[EXERCISE DIRECTIONS]
Every line holding the string "Montage" should be gathered.

[Extracted data entries]
+-------+

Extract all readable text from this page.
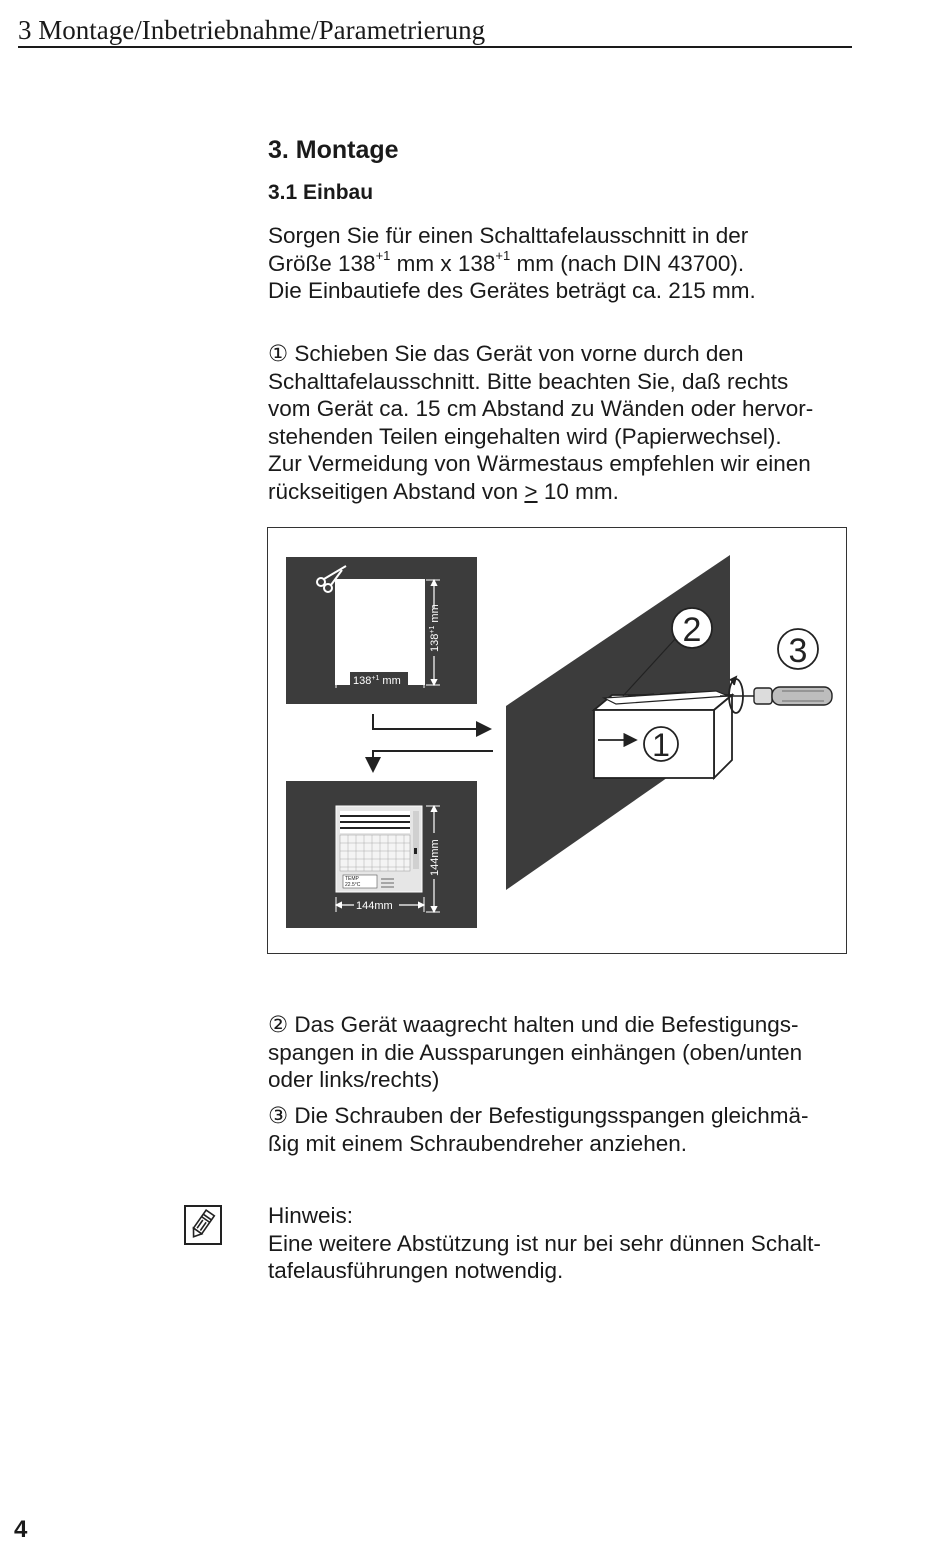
3 Montage/Inbetriebnahme/Parametrierung
3. Montage
3.1 Einbau
Sorgen Sie für einen Schalttafelausschnitt in der
Größe $138^{+1}$ mm x $138^{+1}$ mm (nach DIN 43700).
Die Einbautiefe des Gerätes beträgt ca. 215 mm.
① Schieben Sie das Gerät von vorne durch den
Schalttafelausschnitt. Bitte beachten Sie, daß rechts
vom Gerät ca. 15 cm Abstand zu Wänden oder hervor-
stehenden Teilen eingehalten wird (Papierwechsel).
Zur Vermeidung von Wärmestaus empfehlen wir einen
rückseitigen Abstand von > 10 mm.
$138^{+1}$ mm
$138^{+1}$ mm
TEMP
22.5°C
144mm
144mm
1
2
3
② Das Gerät waagrecht halten und die Befestigungs-
spangen in die Aussparungen einhängen (oben/unten
oder links/rechts)
③ Die Schrauben der Befestigungsspangen gleichmä-
ßig mit einem Schraubendreher anziehen.
Hinweis:
Eine weitere Abstützung ist nur bei sehr dünnen Schalt-
tafelausführungen notwendig.
4
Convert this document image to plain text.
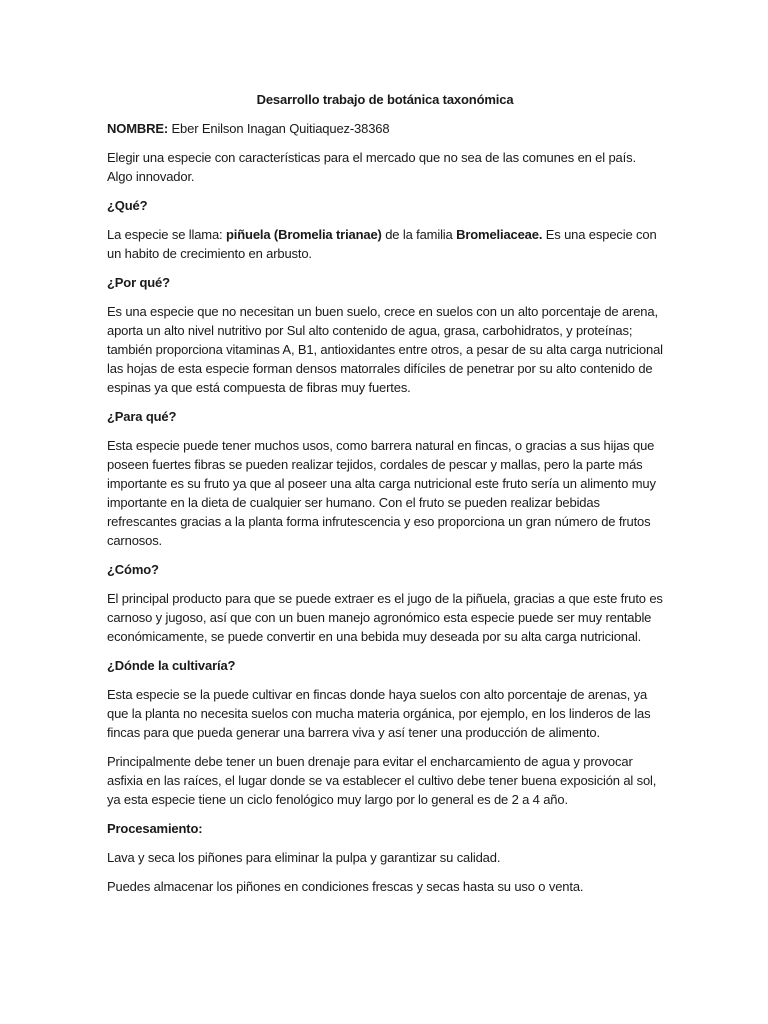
Desarrollo trabajo de botánica taxonómica

NOMBRE: Eber Enilson Inagan Quitiaquez-38368

Elegir una especie con características para el mercado que no sea de las comunes en el país. Algo innovador.

¿Qué?

La especie se llama: piñuela (Bromelia trianae) de la familia Bromeliaceae. Es una especie con un habito de crecimiento en arbusto.

¿Por qué?

Es una especie que no necesitan un buen suelo, crece en suelos con un alto porcentaje de arena, aporta un alto nivel nutritivo por Sul alto contenido de agua, grasa, carbohidratos, y proteínas; también proporciona vitaminas A, B1, antioxidantes entre otros, a pesar de su alta carga nutricional las hojas de esta especie forman densos matorrales difíciles de penetrar por su alto contenido de espinas ya que está compuesta de fibras muy fuertes.

¿Para qué?

Esta especie puede tener muchos usos, como barrera natural en fincas, o gracias a sus hijas que poseen fuertes fibras se pueden realizar tejidos, cordales de pescar y mallas, pero la parte más importante es su fruto ya que al poseer una alta carga nutricional este fruto sería un alimento muy importante en la dieta de cualquier ser humano. Con el fruto se pueden realizar bebidas refrescantes gracias a la planta forma infrutescencia y eso proporciona un gran número de frutos carnosos.

¿Cómo?

El principal producto para que se puede extraer es el jugo de la piñuela, gracias a que este fruto es carnoso y jugoso, así que con un buen manejo agronómico esta especie puede ser muy rentable económicamente, se puede convertir en una bebida muy deseada por su alta carga nutricional.

¿Dónde la cultivaría?

Esta especie se la puede cultivar en fincas donde haya suelos con alto porcentaje de arenas, ya que la planta no necesita suelos con mucha materia orgánica, por ejemplo, en los linderos de las fincas para que pueda generar una barrera viva y así tener una producción de alimento.

Principalmente debe tener un buen drenaje para evitar el encharcamiento de agua y provocar asfixia en las raíces, el lugar donde se va establecer el cultivo debe tener buena exposición al sol, ya esta especie tiene un ciclo fenológico muy largo por lo general es de 2 a 4 año.

Procesamiento:

Lava y seca los piñones para eliminar la pulpa y garantizar su calidad.

Puedes almacenar los piñones en condiciones frescas y secas hasta su uso o venta.
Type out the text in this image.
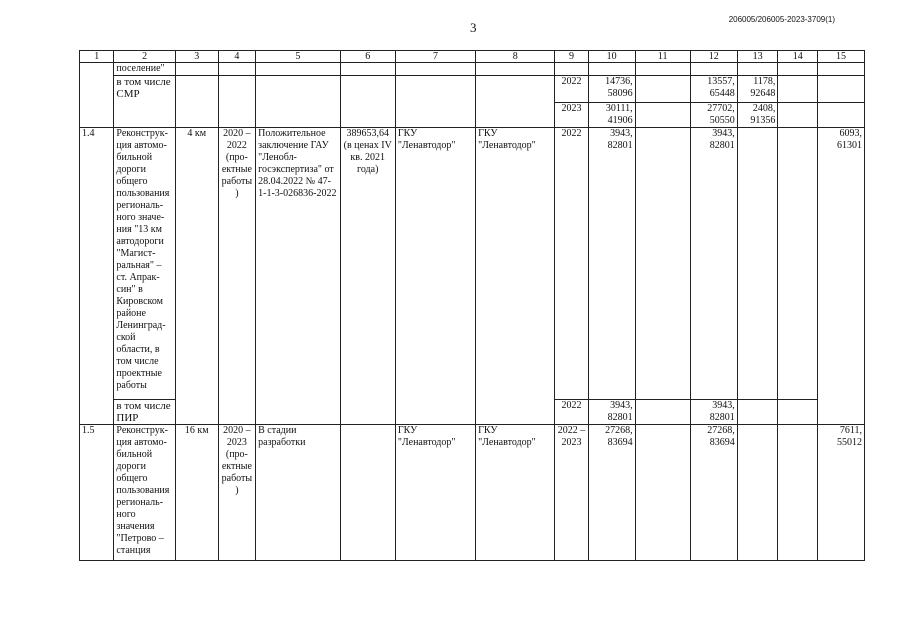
3
206005/206005-2023-3709(1)
1	2	3	4	5	6	7	8	9	10	11	12	13	14	15
	поселение"													
	в том числе СМР							2022	14736, 58096		13557, 65448	1178, 92648		
								2023	30111, 41906		27702, 50550	2408, 91356		
1.4	Реконструк-ция автомо-бильной дороги общего пользования региональ-ного значе-ния "13 км автодороги "Магист-ральная" – ст. Апрак-син" в Кировском районе Ленинград-ской области, в том числе проектные работы	4 км	2020 – 2022 (про-ектные работы)	Положительное заключение ГАУ "Ленобл-госэкспертиза" от 28.04.2022 № 47-1-1-3-026836-2022	389653,64 (в ценах IV кв. 2021 года)	ГКУ "Ленавтодор"	ГКУ "Ленавтодор"	2022	3943, 82801		3943, 82801			6093, 61301
	в том числе ПИР							2022	3943, 82801		3943, 82801			
1.5	Реконструк-ция автомо-бильной дороги общего пользования региональ-ного значения "Петрово – станция	16 км	2020 – 2023 (про-ектные работы)	В стадии разработки		ГКУ "Ленавтодор"	ГКУ "Ленавтодор"	2022 – 2023	27268, 83694		27268, 83694			7611, 55012
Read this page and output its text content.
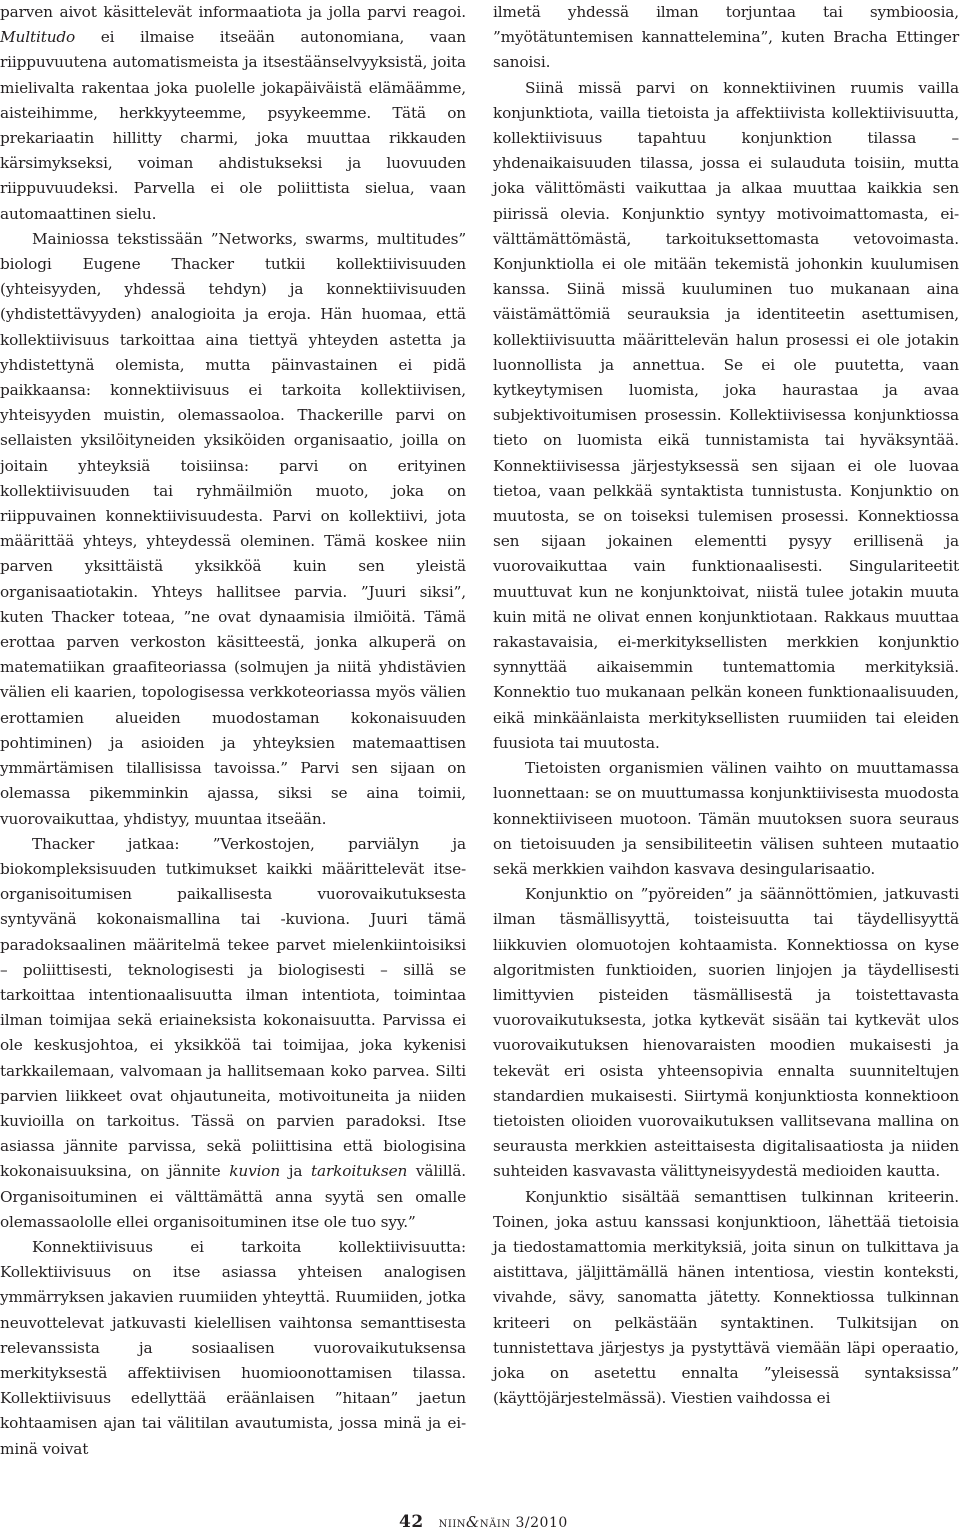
parven aivot käsittelevät informaatiota ja jolla parvi reagoi. Multitudo ei ilmaise itseään autonomiana, vaan riippuvuutena automatismeista ja itsestäänselvyyksistä, joita mielivalta rakentaa joka puolelle jokapäiväistä elämäämme, aisteihimme, herkkyyteemme, psyykeemme. Tätä on prekariaatin hillitty charmi, joka muuttaa rikkauden kärsimykseksi, voiman ahdistukseksi ja luovuuden riippuvuudeksi. Parvella ei ole poliittista sielua, vaan automaattinen sielu.

Mainiossa tekstissään ”Networks, swarms, multitudes” biologi Eugene Thacker tutkii kollektiivisuuden (yhteisyyden, yhdessä tehdyn) ja konnektiivisuuden (yhdistettävyyden) analogioita ja eroja. Hän huomaa, että kollektiivisuus tarkoittaa aina tiettyä yhteyden astetta ja yhdistettynä olemista, mutta päinvastainen ei pidä paikkaansa: konnektiivisuus ei tarkoita kollektiivisen, yhteisyyden muistin, olemassaoloa. Thackerille parvi on sellaisten yksilöityneiden yksiköiden organisaatio, joilla on joitain yhteyksiä toisiinsa: parvi on erityinen kollektiivisuuden tai ryhmäilmiön muoto, joka on riippuvainen konnektiivisuudesta. Parvi on kollektiivi, jota määrittää yhteys, yhteydessä oleminen. Tämä koskee niin parven yksittäistä yksikköä kuin sen yleistä organisaatiotakin. Yhteys hallitsee parvia. ”Juuri siksi”, kuten Thacker toteaa, ”ne ovat dynaamisia ilmiöitä. Tämä erottaa parven verkoston käsitteestä, jonka alkuperä on matematiikan graafiteoriassa (solmujen ja niitä yhdistävien välien eli kaarien, topologisessa verkkoteoriassa myös välien erottamien alueiden muodostaman kokonaisuuden pohtiminen) ja asioiden ja yhteyksien matemaattisen ymmärtämisen tilallisissa tavoissa.” Parvi sen sijaan on olemassa pikemminkin ajassa, siksi se aina toimii, vuorovaikuttaa, yhdistyy, muuntaa itseään.

Thacker jatkaa: ”Verkostojen, parviälyn ja biokompleksisuuden tutkimukset kaikki määrittelevät itse-organisoitumisen paikallisesta vuorovaikutuksesta syntyvänä kokonaismallina tai -kuviona. Juuri tämä paradoksaalinen määritelmä tekee parvet mielenkiintoisiksi – poliittisesti, teknologisesti ja biologisesti – sillä se tarkoittaa intentionaalisuutta ilman intentiota, toimintaa ilman toimijaa sekä eriaineksista kokonaisuutta. Parvissa ei ole keskusjohtoa, ei yksikköä tai toimijaa, joka kykenisi tarkkailemaan, valvomaan ja hallitsemaan koko parvea. Silti parvien liikkeet ovat ohjautuneita, motivoituneita ja niiden kuvioilla on tarkoitus. Tässä on parvien paradoksi. Itse asiassa jännite parvissa, sekä poliittisina että biologisina kokonaisuuksina, on jännite kuvion ja tarkoituksen välillä. Organisoituminen ei välttämättä anna syytä sen omalle olemassaololle ellei organisoituminen itse ole tuo syy.”

Konnektiivisuus ei tarkoita kollektiivisuutta: Kollektiivisuus on itse asiassa yhteisen analogisen ymmärryksen jakavien ruumiiden yhteyttä. Ruumiiden, jotka neuvottelevat jatkuvasti kielellisen vaihtonsa semanttisesta relevanssista ja sosiaalisen vuorovaikutuksensa merkityksestä affektiivisen huomioonottamisen tilassa. Kollektiivisuus edellyttää eräänlaisen ”hitaan” jaetun kohtaamisen ajan tai välitilan avautumista, jossa minä ja ei-minä voivat

ilmetä yhdessä ilman torjuntaa tai symbioosia, ”myötätuntemisen kannattelemina”, kuten Bracha Ettinger sanoisi.

Siinä missä parvi on konnektiivinen ruumis vailla konjunktiota, vailla tietoista ja affektiivista kollektiivisuutta, kollektiivisuus tapahtuu konjunktion tilassa – yhdenaikaisuuden tilassa, jossa ei sulauduta toisiin, mutta joka välittömästi vaikuttaa ja alkaa muuttaa kaikkia sen piirissä olevia. Konjunktio syntyy motivoimattomasta, ei-välttämättömästä, tarkoituksettomasta vetovoimasta. Konjunktiolla ei ole mitään tekemistä johonkin kuulumisen kanssa. Siinä missä kuuluminen tuo mukanaan aina väistämättömiä seurauksia ja identiteetin asettumisen, kollektiivisuutta määrittelevän halun prosessi ei ole jotakin luonnollista ja annettua. Se ei ole puutetta, vaan kytkeytymisen luomista, joka haurastaa ja avaa subjektivoitumisen prosessin. Kollektiivisessa konjunktiossa tieto on luomista eikä tunnistamista tai hyväksyntää. Konnektiivisessa järjestyksessä sen sijaan ei ole luovaa tietoa, vaan pelkkää syntaktista tunnistusta. Konjunktio on muutosta, se on toiseksi tulemisen prosessi. Konnektiossa sen sijaan jokainen elementti pysyy erillisenä ja vuorovaikuttaa vain funktionaalisesti. Singulariteetit muuttuvat kun ne konjunktoivat, niistä tulee jotakin muuta kuin mitä ne olivat ennen konjunktiotaan. Rakkaus muuttaa rakastavaisia, ei-merkityksellisten merkkien konjunktio synnyttää aikaisemmin tuntemattomia merkityksiä. Konnektio tuo mukanaan pelkän koneen funktionaalisuuden, eikä minkäänlaista merkityksellisten ruumiiden tai eleiden fuusiota tai muutosta.

Tietoisten organismien välinen vaihto on muuttamassa luonnettaan: se on muuttumassa konjunktiivisesta muodosta konnektiiviseen muotoon. Tämän muutoksen suora seuraus on tietoisuuden ja sensibiliteetin välisen suhteen mutaatio sekä merkkien vaihdon kasvava desingularisaatio.

Konjunktio on ”pyöreiden” ja säännöttömien, jatkuvasti ilman täsmällisyyttä, toisteisuutta tai täydellisyyttä liikkuvien olomuotojen kohtaamista. Konnektiossa on kyse algoritmisten funktioiden, suorien linjojen ja täydellisesti limittyvien pisteiden täsmällisestä ja toistettavasta vuorovaikutuksesta, jotka kytkevät sisään tai kytkevät ulos vuorovaikutuksen hienovaraisten moodien mukaisesti ja tekevät eri osista yhteensopivia ennalta suunniteltujen standardien mukaisesti. Siirtymä konjunktiosta konnektioon tietoisten olioiden vuorovaikutuksen vallitsevana mallina on seurausta merkkien asteittaisesta digitalisaatiosta ja niiden suhteiden kasvavasta välittyneisyydestä medioiden kautta.

Konjunktio sisältää semanttisen tulkinnan kriteerin. Toinen, joka astuu kanssasi konjunktioon, lähettää tietoisia ja tiedostamattomia merkityksiä, joita sinun on tulkittava ja aistittava, jäljittämällä hänen intentiosa, viestin konteksti, vivahde, sävy, sanomatta jätetty. Konnektiossa tulkinnan kriteeri on pelkästään syntaktinen. Tulkitsijan on tunnistettava järjestys ja pystyttävä viemään läpi operaatio, joka on asetettu ennalta ”yleisessä syntaksissa” (käyttöjärjestelmässä). Viestien vaihdossa ei

42 niin&näin 3/2010
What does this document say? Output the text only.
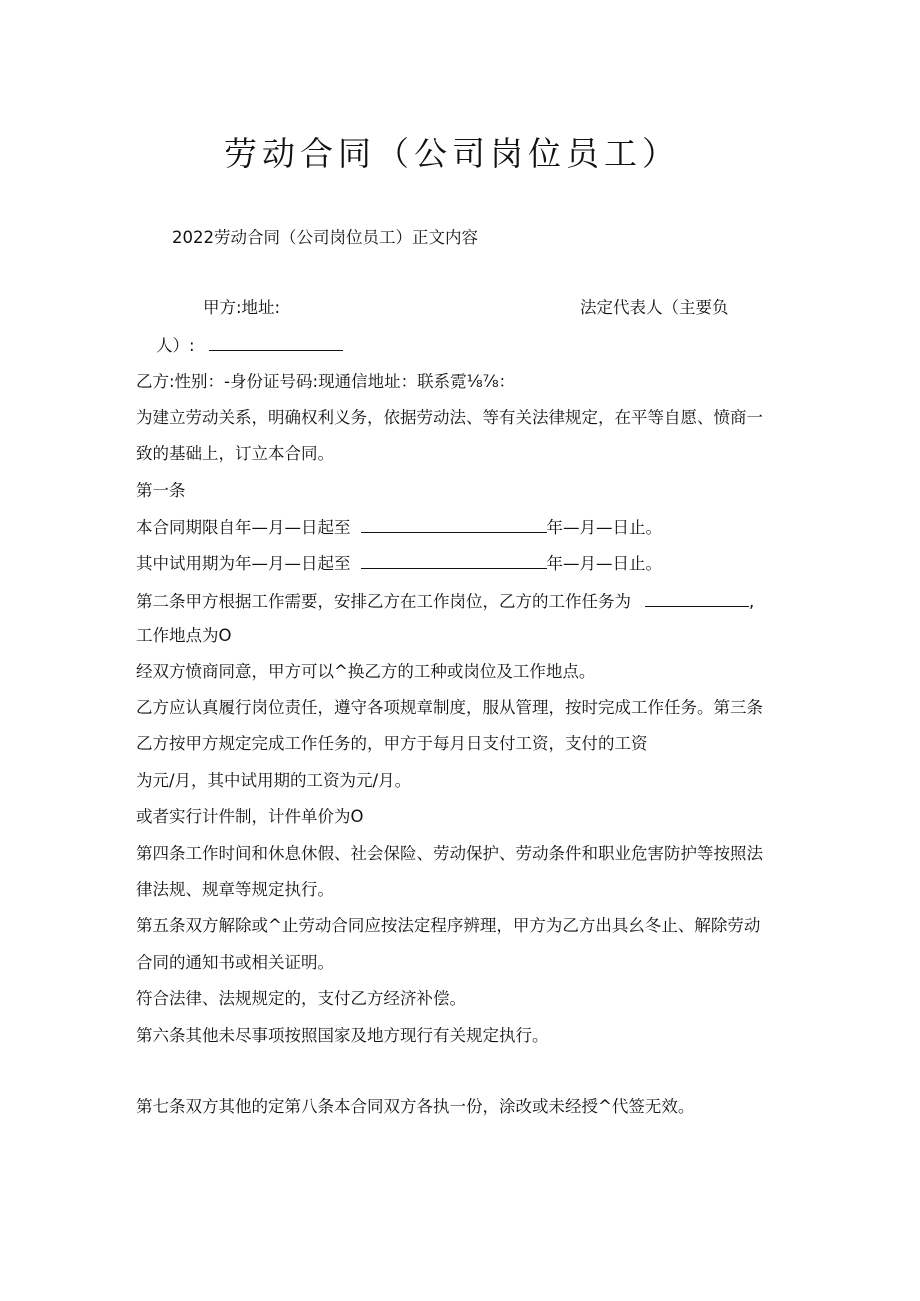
劳动合同（公司岗位员工）

2022劳动合同（公司岗位员工）正文内容

甲方:地址:	法定代表人（主要负

人）:

乙方:性别：-身份证号码:现通信地址：联系霓⅛⅞：

为建立劳动关系，明确权利义务，依据劳动法、等有关法律规定，在平等自愿、愤商一

致的基础上，订立本合同。

第一条

本合同期限自年—月—日起至	年—月—日止。

其中试用期为年—月—日起至	年—月—日止。

第二条甲方根据工作需要，安排乙方在工作岗位，乙方的工作任务为	,

工作地点为O

经双方愤商同意，甲方可以^换乙方的工种或岗位及工作地点。

乙方应认真履行岗位责任，遵守各项规章制度，服从管理，按时完成工作任务。第三条

乙方按甲方规定完成工作任务的，甲方于每月日支付工资，支付的工资

为元/月，其中试用期的工资为元/月。

或者实行计件制，计件单价为O

第四条工作时间和休息休假、社会保险、劳动保护、劳动条件和职业危害防护等按照法

律法规、规章等规定执行。

第五条双方解除或^止劳动合同应按法定程序辨理，甲方为乙方出具幺冬止、解除劳动

合同的通知书或相关证明。

符合法律、法规规定的，支付乙方经济补偿。

第六条其他未尽事项按照国家及地方现行有关规定执行。

第七条双方其他的定第八条本合同双方各执一份，涂改或未经授^代签无效。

+-------+

[ANSWER TO THIS TASK]
3 Montage/Inbetriebnahme/Parametrierung
3. Montage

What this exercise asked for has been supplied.